Every line containing the word "规范股权管理" needs to be found and copied.
============
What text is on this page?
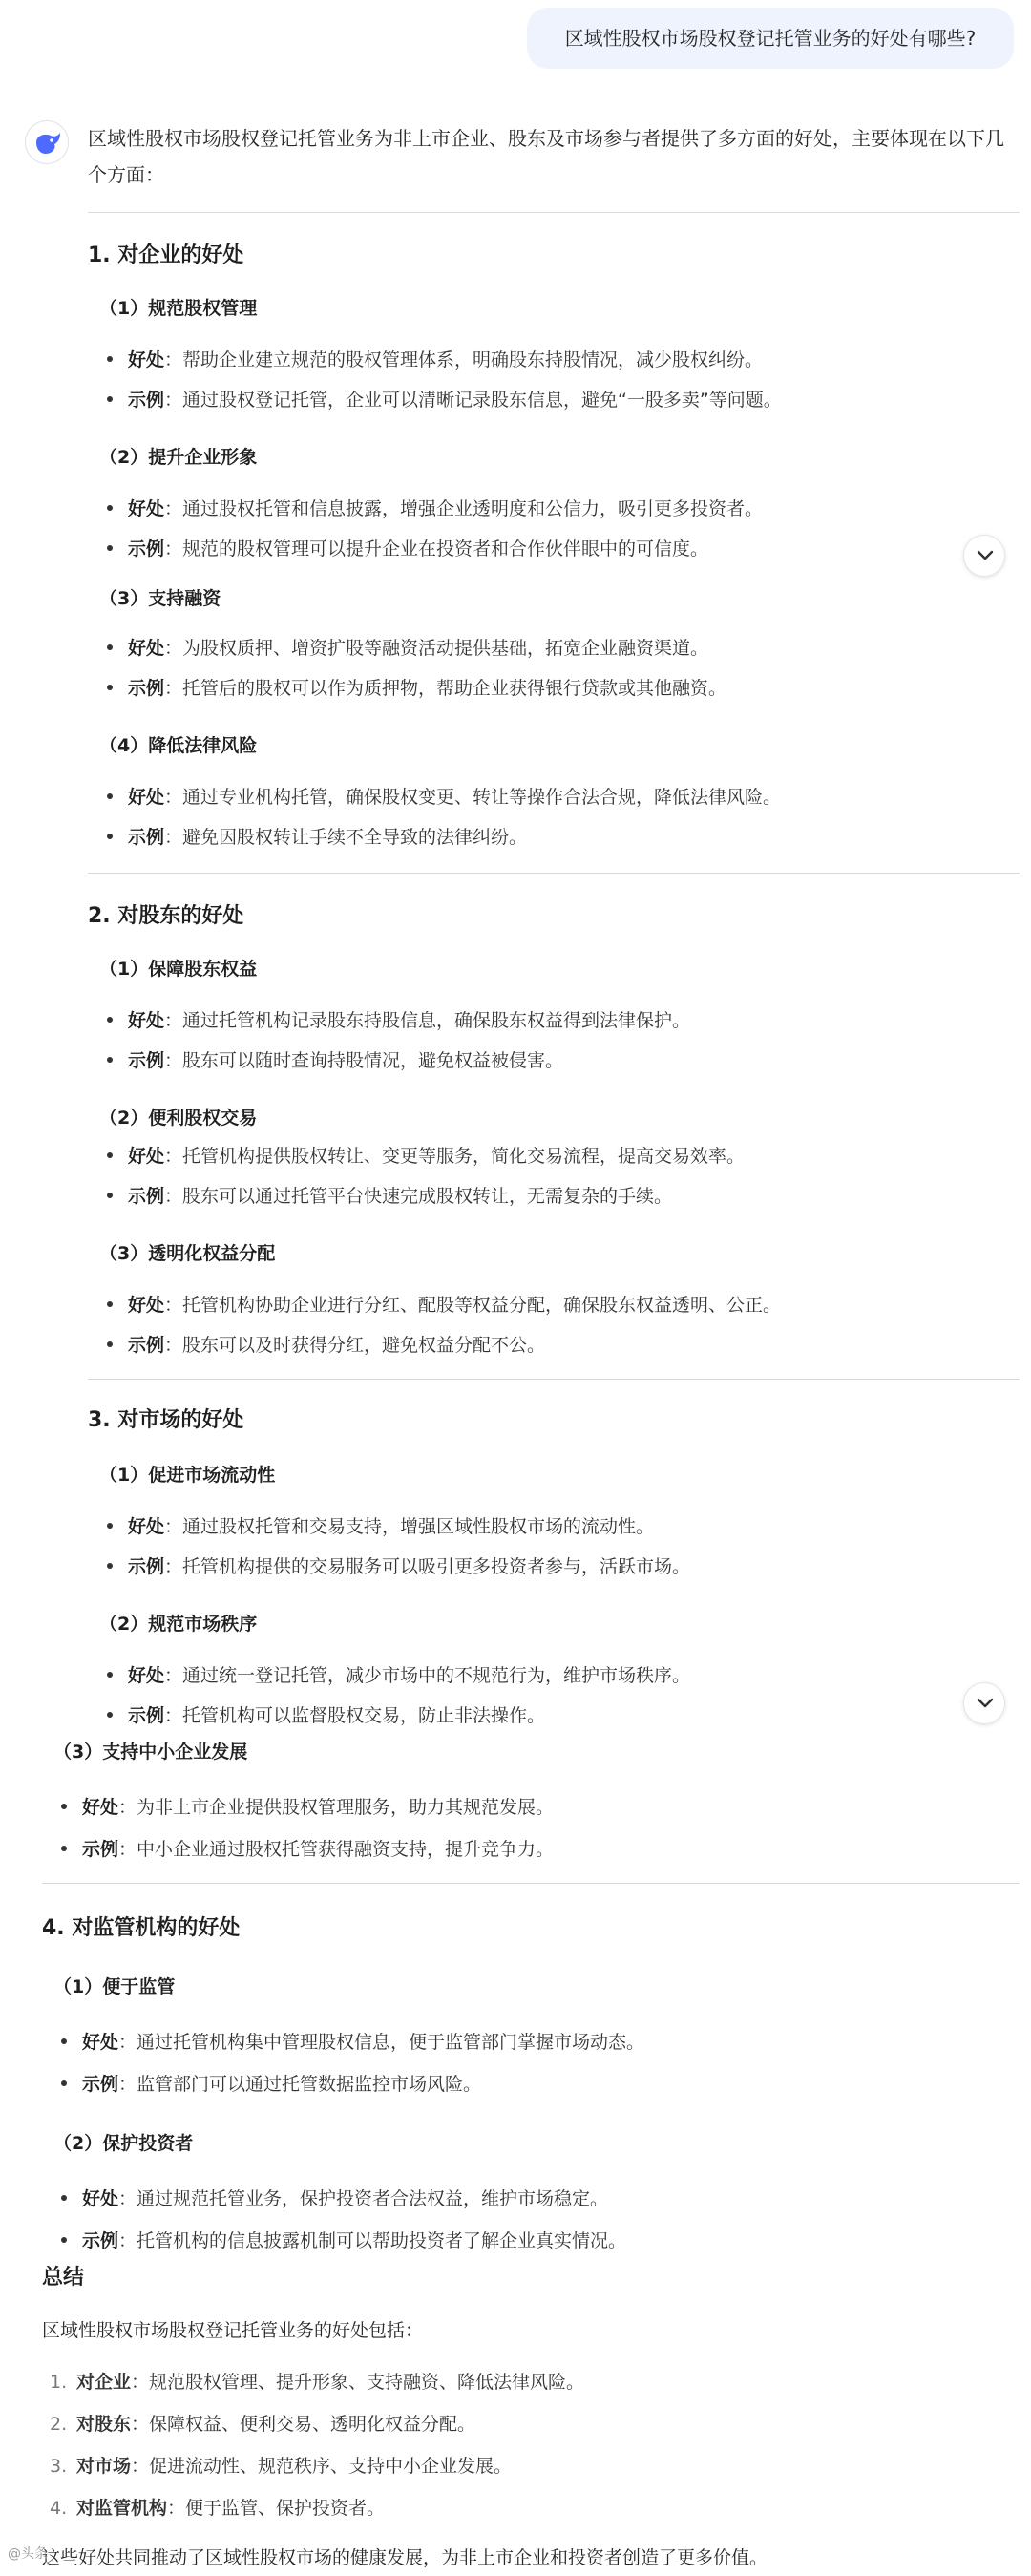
区域性股权市场股权登记托管业务的好处有哪些?
区域性股权市场股权登记托管业务为非上市企业、股东及市场参与者提供了多方面的好处，主要体现在以下几个方面：
1. 对企业的好处
（1）规范股权管理
好处：帮助企业建立规范的股权管理体系，明确股东持股情况，减少股权纠纷。
示例：通过股权登记托管，企业可以清晰记录股东信息，避免“一股多卖”等问题。
（2）提升企业形象
好处：通过股权托管和信息披露，增强企业透明度和公信力，吸引更多投资者。
示例：规范的股权管理可以提升企业在投资者和合作伙伴眼中的可信度。
（3）支持融资
好处：为股权质押、增资扩股等融资活动提供基础，拓宽企业融资渠道。
示例：托管后的股权可以作为质押物，帮助企业获得银行贷款或其他融资。
（4）降低法律风险
好处：通过专业机构托管，确保股权变更、转让等操作合法合规，降低法律风险。
示例：避免因股权转让手续不全导致的法律纠纷。
2. 对股东的好处
（1）保障股东权益
好处：通过托管机构记录股东持股信息，确保股东权益得到法律保护。
示例：股东可以随时查询持股情况，避免权益被侵害。
（2）便利股权交易
好处：托管机构提供股权转让、变更等服务，简化交易流程，提高交易效率。
示例：股东可以通过托管平台快速完成股权转让，无需复杂的手续。
（3）透明化权益分配
好处：托管机构协助企业进行分红、配股等权益分配，确保股东权益透明、公正。
示例：股东可以及时获得分红，避免权益分配不公。
3. 对市场的好处
（1）促进市场流动性
好处：通过股权托管和交易支持，增强区域性股权市场的流动性。
示例：托管机构提供的交易服务可以吸引更多投资者参与，活跃市场。
（2）规范市场秩序
好处：通过统一登记托管，减少市场中的不规范行为，维护市场秩序。
示例：托管机构可以监督股权交易，防止非法操作。
（3）支持中小企业发展
好处：为非上市企业提供股权管理服务，助力其规范发展。
示例：中小企业通过股权托管获得融资支持，提升竞争力。
4. 对监管机构的好处
（1）便于监管
好处：通过托管机构集中管理股权信息，便于监管部门掌握市场动态。
示例：监管部门可以通过托管数据监控市场风险。
（2）保护投资者
好处：通过规范托管业务，保护投资者合法权益，维护市场稳定。
示例：托管机构的信息披露机制可以帮助投资者了解企业真实情况。
总结
区域性股权市场股权登记托管业务的好处包括：
1. 对企业：规范股权管理、提升形象、支持融资、降低法律风险。
2. 对股东：保障权益、便利交易、透明化权益分配。
3. 对市场：促进流动性、规范秩序、支持中小企业发展。
4. 对监管机构：便于监管、保护投资者。
这些好处共同推动了区域性股权市场的健康发展，为非上市企业和投资者创造了更多价值。
@头条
============
» **Complete response**:
（1）规范股权管理
1. 对企业：规范股权管理、提升形象、支持融资、降低法律风险。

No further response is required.